:: STATED PROBLEM ::
Find the string "PrivService" in the data, then copy every line where it is found.

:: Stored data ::
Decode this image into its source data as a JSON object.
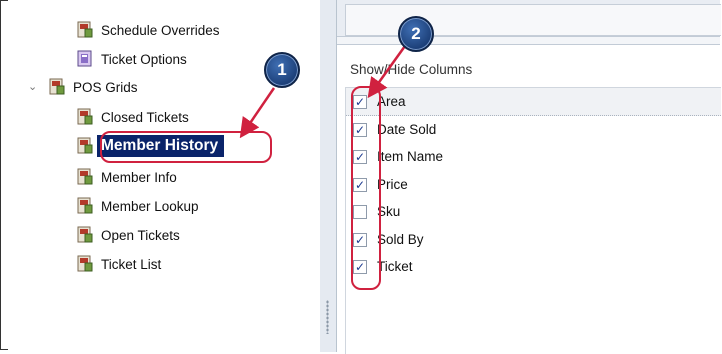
{
  "tree": {
    "items": [
      {
        "label": "Schedule Overrides",
        "icon": "report-icon",
        "selected": false
      },
      {
        "label": "Ticket Options",
        "icon": "options-icon",
        "selected": false
      },
      {
        "label": "POS Grids",
        "icon": "report-icon",
        "selected": false,
        "expanded": true
      },
      {
        "label": "Closed Tickets",
        "icon": "report-icon",
        "selected": false
      },
      {
        "label": "Member History",
        "icon": "report-icon",
        "selected": true
      },
      {
        "label": "Member Info",
        "icon": "report-icon",
        "selected": false
      },
      {
        "label": "Member Lookup",
        "icon": "report-icon",
        "selected": false
      },
      {
        "label": "Open Tickets",
        "icon": "report-icon",
        "selected": false
      },
      {
        "label": "Ticket List",
        "icon": "report-icon",
        "selected": false
      }
    ],
    "expander_icon": "chevron-down-icon"
  },
  "columns_panel": {
    "title": "Show/Hide Columns",
    "columns": [
      {
        "label": "Area",
        "checked": true
      },
      {
        "label": "Date Sold",
        "checked": true
      },
      {
        "label": "Item Name",
        "checked": true
      },
      {
        "label": "Price",
        "checked": true
      },
      {
        "label": "Sku",
        "checked": false
      },
      {
        "label": "Sold By",
        "checked": true
      },
      {
        "label": "Ticket",
        "checked": true
      }
    ]
  },
  "annotations": {
    "step1": "1",
    "step2": "2",
    "highlight_color": "#d0213f",
    "badge_color": "#2a5298"
  },
  "colors": {
    "selection_bg": "#0a246a",
    "selection_text": "#ffffff",
    "check_color": "#1d3b8f"
  }
}
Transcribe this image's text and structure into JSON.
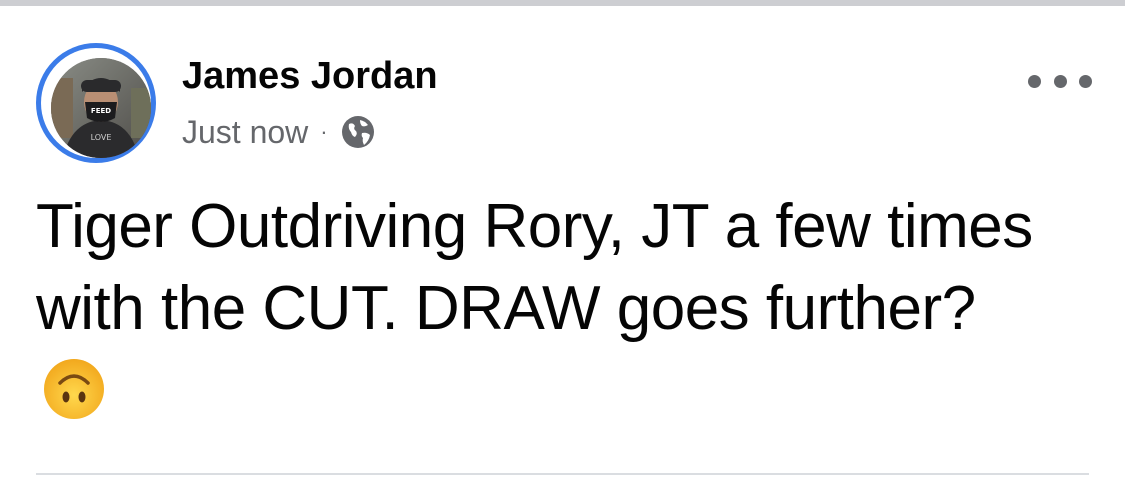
{
  "post": {
    "author_name": "James Jordan",
    "timestamp": "Just now",
    "separator": "·",
    "audience_icon": "globe-icon",
    "more_icon": "more-horizontal-icon",
    "text": "Tiger Outdriving Rory, JT a few times with the CUT. DRAW goes further?",
    "emoji": "upside-down-face-emoji"
  },
  "colors": {
    "avatar_ring": "#3b7ce9",
    "secondary_text": "#65676b",
    "primary_text": "#050505",
    "divider": "#dadde1"
  }
}
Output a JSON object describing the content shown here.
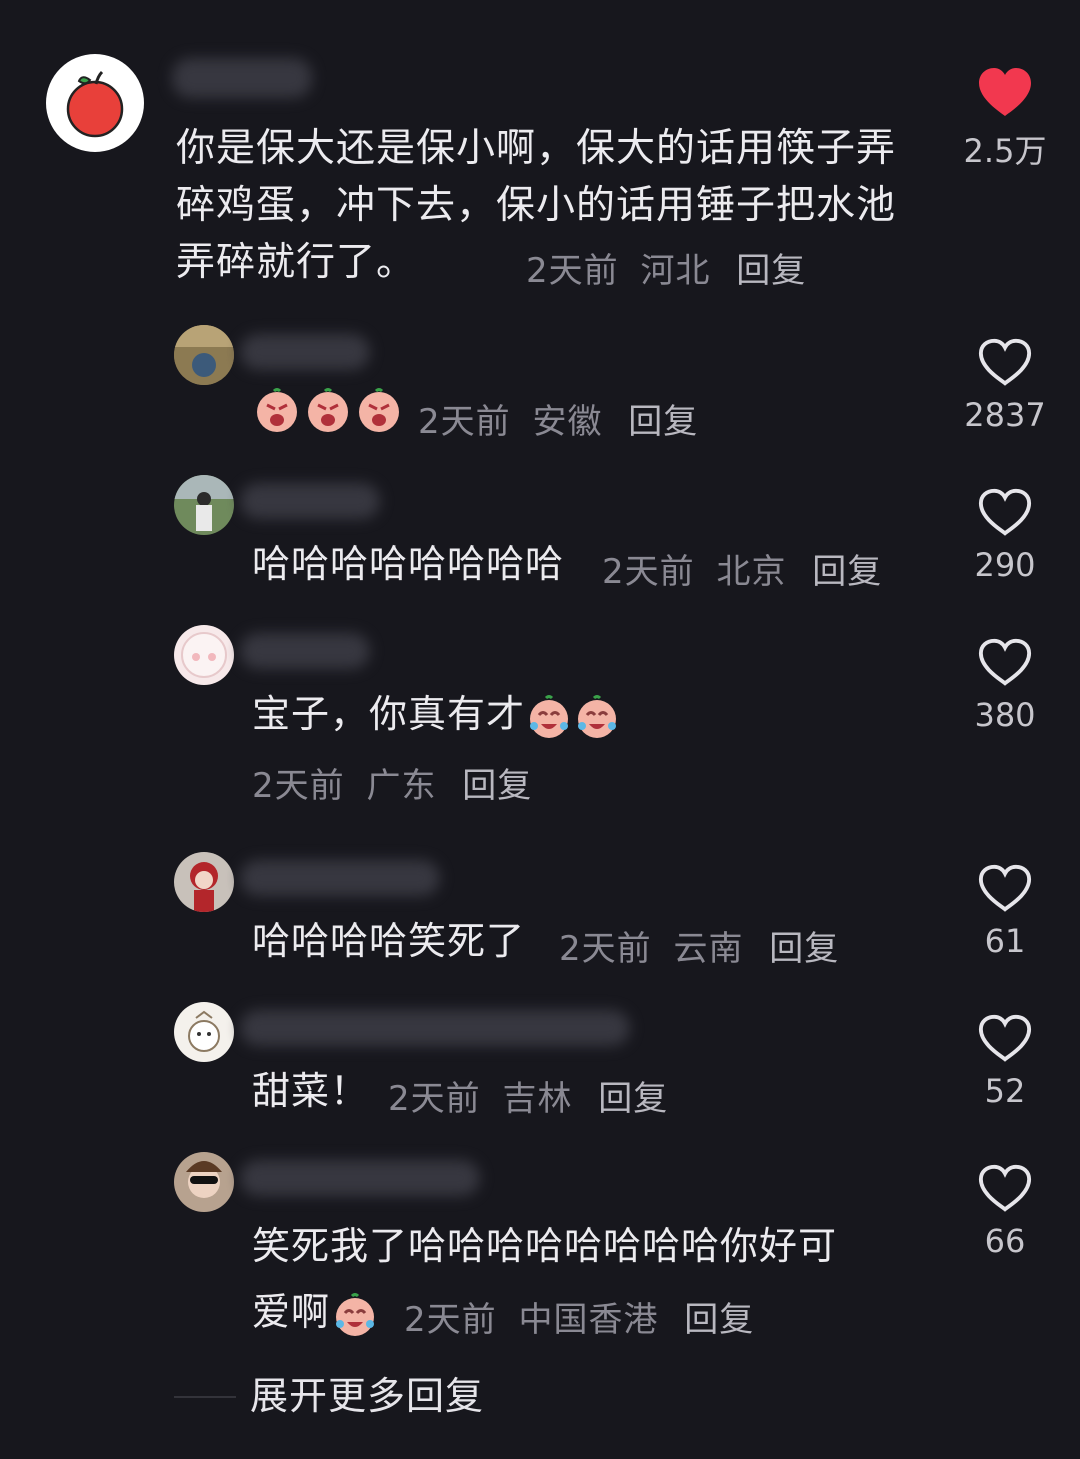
{
  "main_comment": {
    "text": "你是保大还是保小啊，保大的话用筷子弄碎鸡蛋，冲下去，保小的话用锤子把水池弄碎就行了。",
    "time": "2天前",
    "location": "河北",
    "reply": "回复",
    "likes": "2.5万",
    "liked": true
  },
  "replies": [
    {
      "text": "",
      "time": "2天前",
      "location": "安徽",
      "reply": "回复",
      "likes": "2837",
      "emoji": [
        "crying-emoji",
        "crying-emoji",
        "crying-emoji"
      ]
    },
    {
      "text": "哈哈哈哈哈哈哈哈",
      "time": "2天前",
      "location": "北京",
      "reply": "回复",
      "likes": "290"
    },
    {
      "text": "宝子，你真有才",
      "time": "2天前",
      "location": "广东",
      "reply": "回复",
      "likes": "380",
      "emoji": [
        "laughing-crying-emoji",
        "laughing-crying-emoji"
      ]
    },
    {
      "text": "哈哈哈哈笑死了",
      "time": "2天前",
      "location": "云南",
      "reply": "回复",
      "likes": "61"
    },
    {
      "text": "甜菜！",
      "time": "2天前",
      "location": "吉林",
      "reply": "回复",
      "likes": "52"
    },
    {
      "text": "笑死我了哈哈哈哈哈哈哈哈你好可",
      "text2": "爱啊",
      "time": "2天前",
      "location": "中国香港",
      "reply": "回复",
      "likes": "66",
      "emoji": [
        "laughing-crying-emoji"
      ]
    }
  ],
  "expand_label": "展开更多回复",
  "colors": {
    "background": "#17171d",
    "like_red": "#f2384f",
    "meta": "#8a8993"
  }
}
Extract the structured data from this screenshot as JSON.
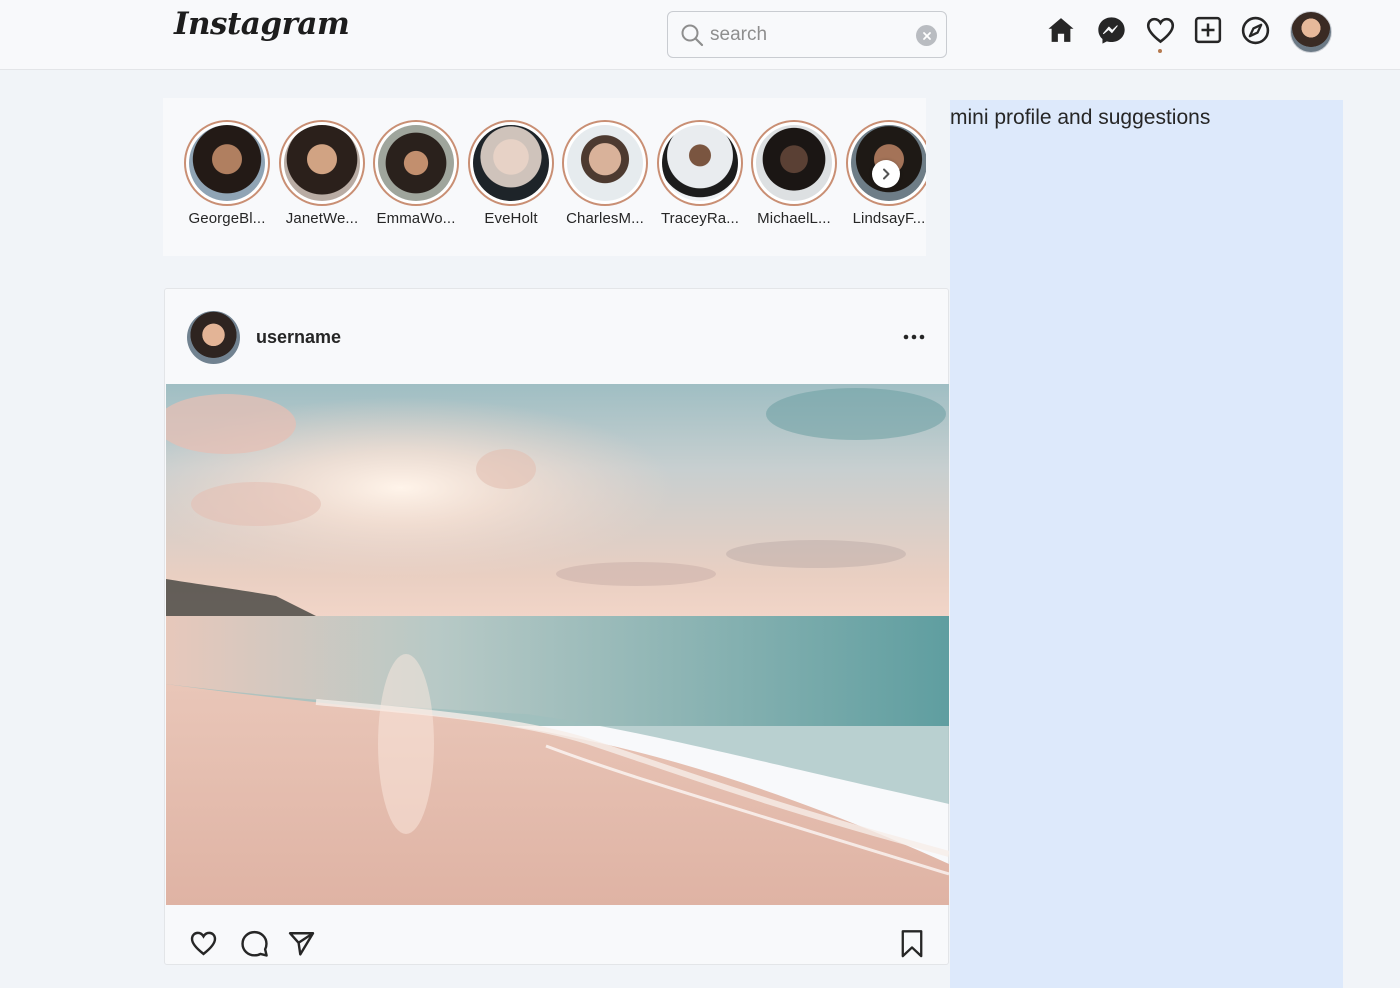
{
  "header": {
    "logo_text": "Instagram",
    "search": {
      "placeholder": "search",
      "value": ""
    },
    "nav_icons": [
      "home-icon",
      "messenger-icon",
      "heart-icon",
      "new-post-icon",
      "explore-icon",
      "profile-avatar"
    ]
  },
  "stories": [
    {
      "name": "GeorgeBl..."
    },
    {
      "name": "JanetWe..."
    },
    {
      "name": "EmmaWo..."
    },
    {
      "name": "EveHolt"
    },
    {
      "name": "CharlesM..."
    },
    {
      "name": "TraceyRa..."
    },
    {
      "name": "MichaelL..."
    },
    {
      "name": "LindsayF..."
    }
  ],
  "post": {
    "username": "username",
    "actions": [
      "heart-icon",
      "comment-icon",
      "share-icon",
      "bookmark-icon"
    ]
  },
  "sidebar": {
    "text": "mini profile and suggestions"
  },
  "colors": {
    "page_bg": "#f1f4f8",
    "card_bg": "#f8f9fb",
    "sidebar_bg": "#dde9fb",
    "story_ring": "#c98f74"
  }
}
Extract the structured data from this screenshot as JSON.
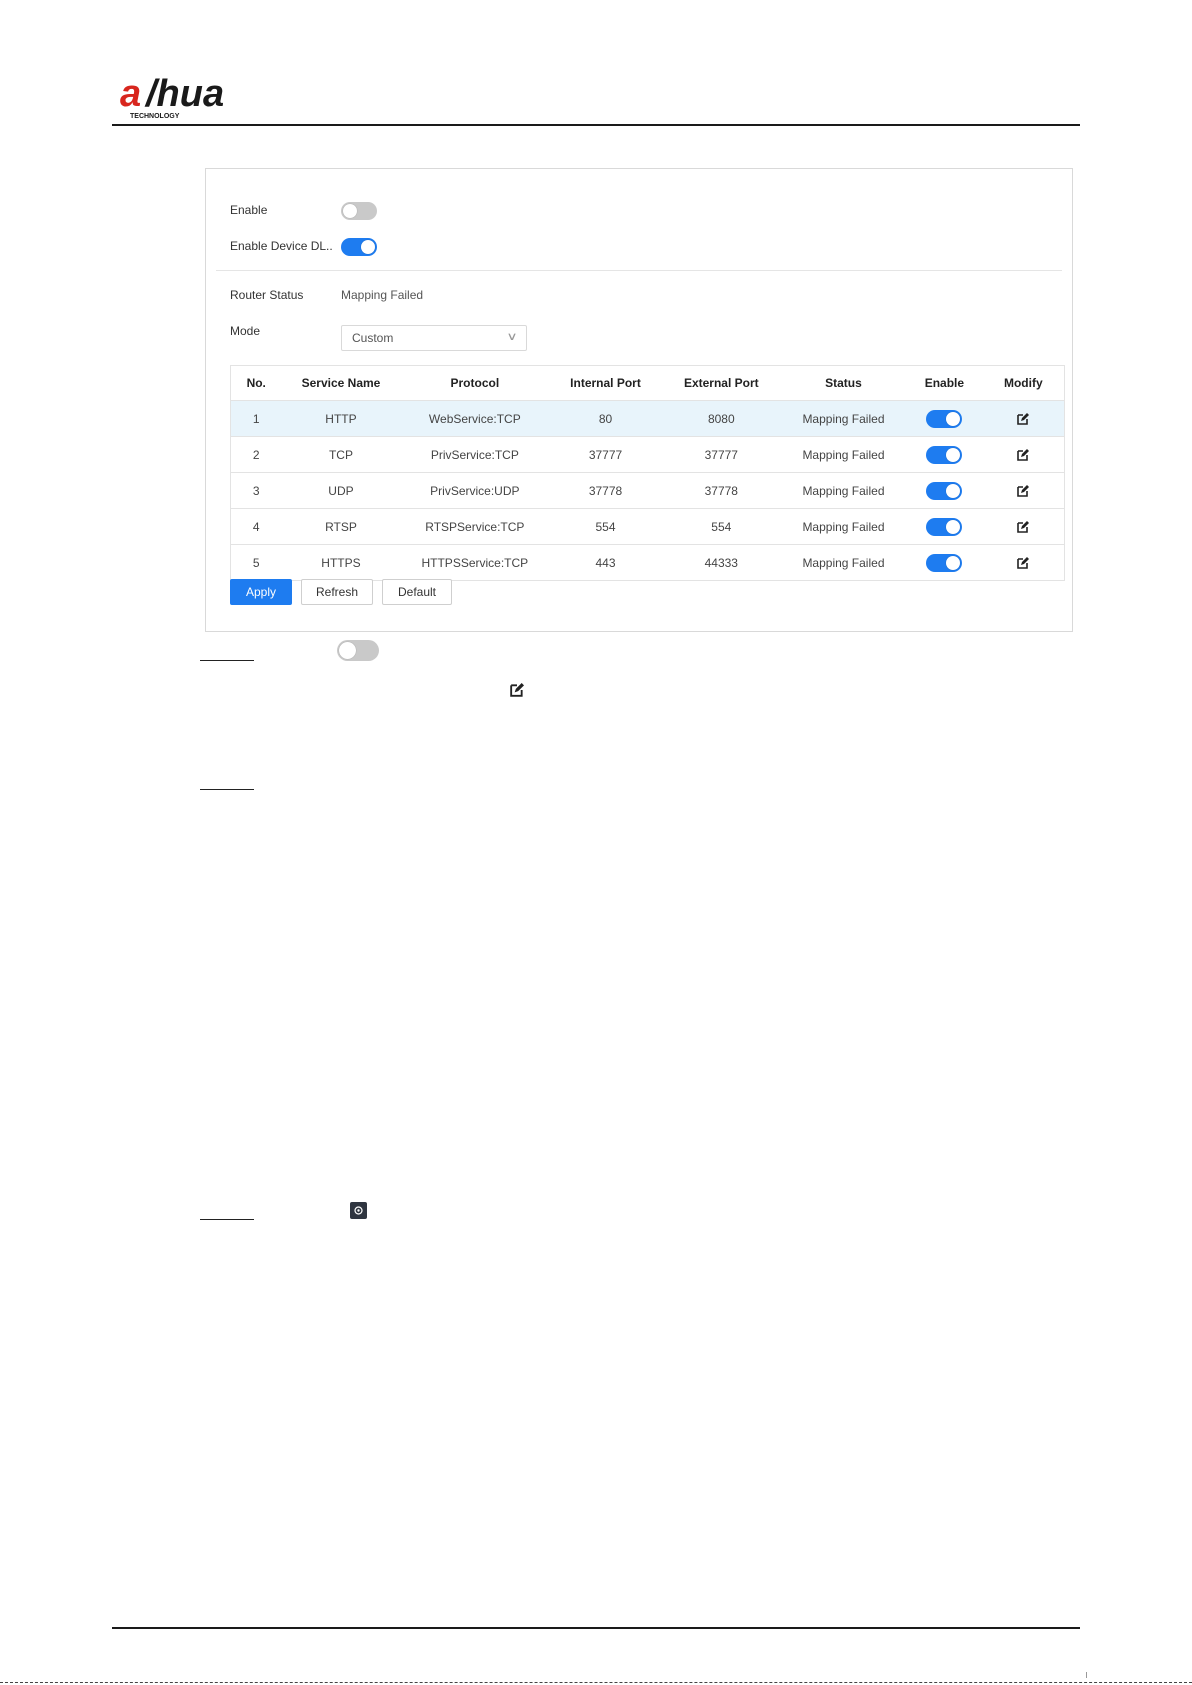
{
  "brand": {
    "logo_text": "alhua",
    "logo_sub": "TECHNOLOGY",
    "accent": "#1e7cf0",
    "logo_color": "#d8261e"
  },
  "settings": {
    "enable_label": "Enable",
    "enable_on": false,
    "dlna_label": "Enable Device DL..",
    "dlna_on": true,
    "router_status_label": "Router Status",
    "router_status_value": "Mapping Failed",
    "mode_label": "Mode",
    "mode_value": "Custom"
  },
  "table": {
    "headers": [
      "No.",
      "Service Name",
      "Protocol",
      "Internal Port",
      "External Port",
      "Status",
      "Enable",
      "Modify"
    ],
    "rows": [
      {
        "no": "1",
        "service": "HTTP",
        "protocol": "WebService:TCP",
        "internal": "80",
        "external": "8080",
        "status": "Mapping Failed",
        "enabled": true
      },
      {
        "no": "2",
        "service": "TCP",
        "protocol": "PrivService:TCP",
        "internal": "37777",
        "external": "37777",
        "status": "Mapping Failed",
        "enabled": true
      },
      {
        "no": "3",
        "service": "UDP",
        "protocol": "PrivService:UDP",
        "internal": "37778",
        "external": "37778",
        "status": "Mapping Failed",
        "enabled": true
      },
      {
        "no": "4",
        "service": "RTSP",
        "protocol": "RTSPService:TCP",
        "internal": "554",
        "external": "554",
        "status": "Mapping Failed",
        "enabled": true
      },
      {
        "no": "5",
        "service": "HTTPS",
        "protocol": "HTTPSService:TCP",
        "internal": "443",
        "external": "44333",
        "status": "Mapping Failed",
        "enabled": true
      }
    ]
  },
  "buttons": {
    "apply": "Apply",
    "refresh": "Refresh",
    "default": "Default"
  },
  "icons": {
    "edit": "edit-icon",
    "gear": "gear-icon",
    "chevron": "chevron-down-icon"
  }
}
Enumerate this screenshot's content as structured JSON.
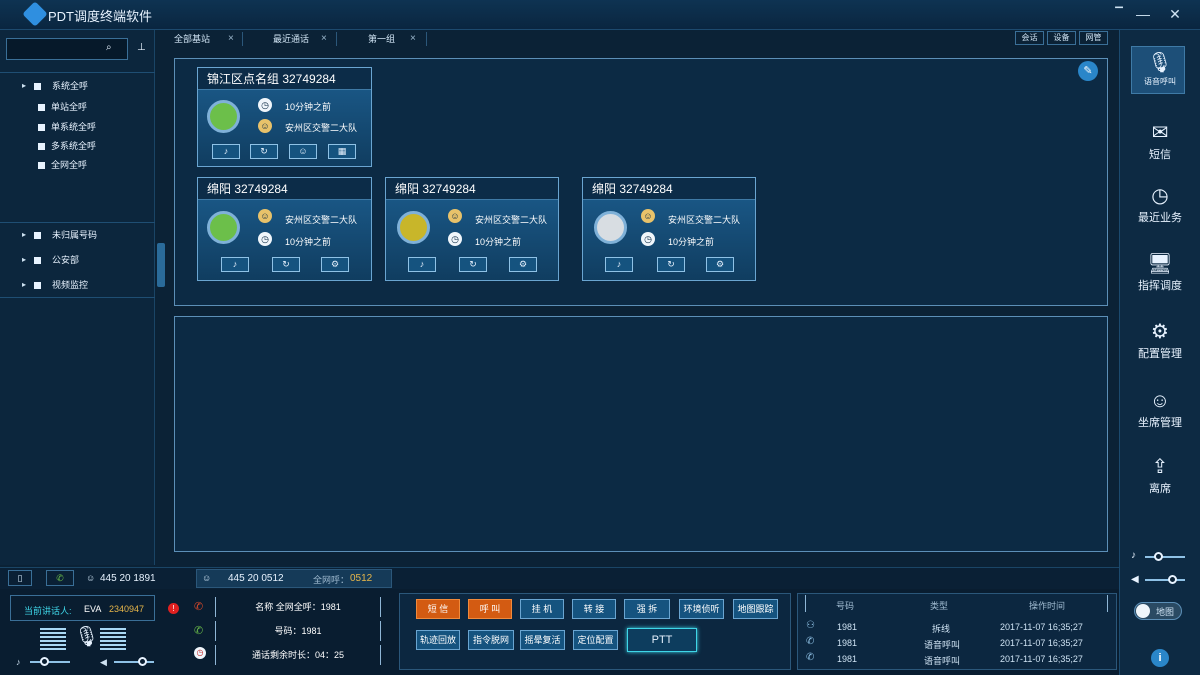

:: ANSWER TO THE TASK ::
        "protocol": "PrivService:TCP",
        "protocol": "PrivService:UDP",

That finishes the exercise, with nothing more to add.